DIRECTIONS FOR THIS TASK. Go through the records and extract every line with the word "future".

↓

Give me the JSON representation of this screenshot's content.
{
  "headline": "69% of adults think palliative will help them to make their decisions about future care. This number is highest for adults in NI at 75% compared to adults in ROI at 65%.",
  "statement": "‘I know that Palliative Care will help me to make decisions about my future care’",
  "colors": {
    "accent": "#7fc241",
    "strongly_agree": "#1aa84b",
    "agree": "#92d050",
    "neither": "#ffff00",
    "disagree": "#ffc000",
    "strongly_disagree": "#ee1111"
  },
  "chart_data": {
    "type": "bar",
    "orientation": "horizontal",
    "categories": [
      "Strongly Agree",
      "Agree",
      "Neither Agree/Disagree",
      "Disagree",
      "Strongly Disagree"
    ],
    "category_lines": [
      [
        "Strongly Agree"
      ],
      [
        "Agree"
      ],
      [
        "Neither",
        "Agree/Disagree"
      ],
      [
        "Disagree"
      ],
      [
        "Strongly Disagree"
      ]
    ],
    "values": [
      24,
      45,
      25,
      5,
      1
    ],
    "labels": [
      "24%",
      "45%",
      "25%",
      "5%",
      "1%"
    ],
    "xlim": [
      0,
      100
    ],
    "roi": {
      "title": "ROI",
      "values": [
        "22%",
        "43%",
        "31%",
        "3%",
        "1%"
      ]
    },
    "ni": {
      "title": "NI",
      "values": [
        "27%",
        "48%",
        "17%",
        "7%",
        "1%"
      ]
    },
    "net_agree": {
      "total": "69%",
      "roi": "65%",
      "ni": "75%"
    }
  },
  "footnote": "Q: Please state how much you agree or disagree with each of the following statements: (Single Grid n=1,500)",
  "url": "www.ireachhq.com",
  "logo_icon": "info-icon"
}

↑
↓

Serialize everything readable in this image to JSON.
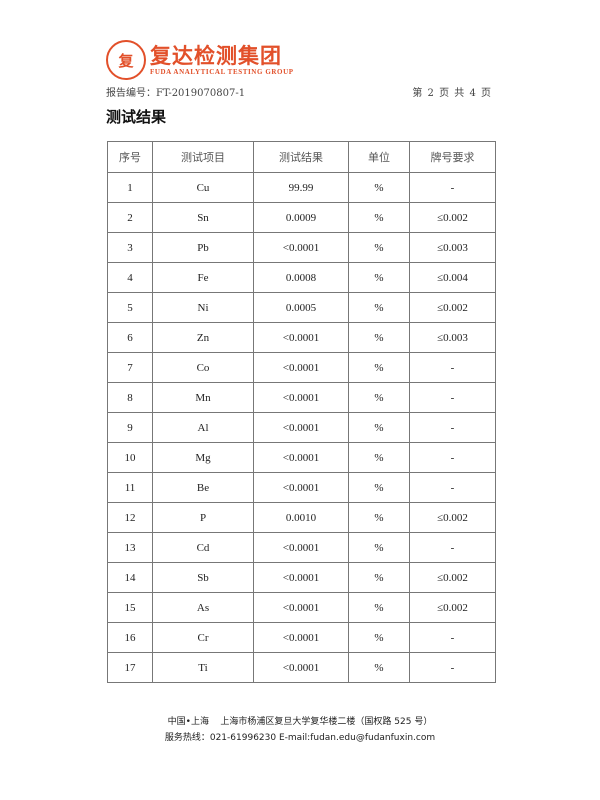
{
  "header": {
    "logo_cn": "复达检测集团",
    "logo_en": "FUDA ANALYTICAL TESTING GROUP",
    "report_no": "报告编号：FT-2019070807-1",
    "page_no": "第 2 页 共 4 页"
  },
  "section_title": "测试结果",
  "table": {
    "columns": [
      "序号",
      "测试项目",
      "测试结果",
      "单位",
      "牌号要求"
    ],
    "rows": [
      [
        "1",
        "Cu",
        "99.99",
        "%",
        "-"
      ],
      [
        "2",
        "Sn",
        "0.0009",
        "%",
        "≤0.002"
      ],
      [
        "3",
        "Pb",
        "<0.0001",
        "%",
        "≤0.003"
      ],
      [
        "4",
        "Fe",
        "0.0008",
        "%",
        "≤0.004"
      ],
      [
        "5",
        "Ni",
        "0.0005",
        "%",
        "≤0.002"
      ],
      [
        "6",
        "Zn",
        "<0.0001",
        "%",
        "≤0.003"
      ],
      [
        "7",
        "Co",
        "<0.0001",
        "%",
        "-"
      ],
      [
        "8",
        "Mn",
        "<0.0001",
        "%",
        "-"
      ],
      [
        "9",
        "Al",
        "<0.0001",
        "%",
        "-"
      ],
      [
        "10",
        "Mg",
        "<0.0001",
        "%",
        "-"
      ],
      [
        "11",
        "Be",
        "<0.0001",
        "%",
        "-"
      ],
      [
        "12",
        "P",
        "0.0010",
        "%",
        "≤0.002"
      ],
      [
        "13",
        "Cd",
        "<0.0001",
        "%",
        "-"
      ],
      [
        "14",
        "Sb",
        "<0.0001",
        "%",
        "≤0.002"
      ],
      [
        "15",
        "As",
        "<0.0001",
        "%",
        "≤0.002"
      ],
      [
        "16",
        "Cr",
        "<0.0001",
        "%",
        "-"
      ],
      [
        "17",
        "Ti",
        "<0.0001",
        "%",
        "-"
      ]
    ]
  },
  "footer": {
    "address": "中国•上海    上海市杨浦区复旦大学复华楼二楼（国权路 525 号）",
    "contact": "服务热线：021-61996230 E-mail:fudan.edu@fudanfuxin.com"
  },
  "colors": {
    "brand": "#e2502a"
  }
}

↑

SOLUTION TO THE PROBLEM.
  "headline": "69% of adults think palliative will help them to make their decisions about future care. This number is highest for adults in NI at 75% compared to adults in ROI at 65%.",
  "statement": "‘I know that Palliative Care will help me to make decisions about my future care’",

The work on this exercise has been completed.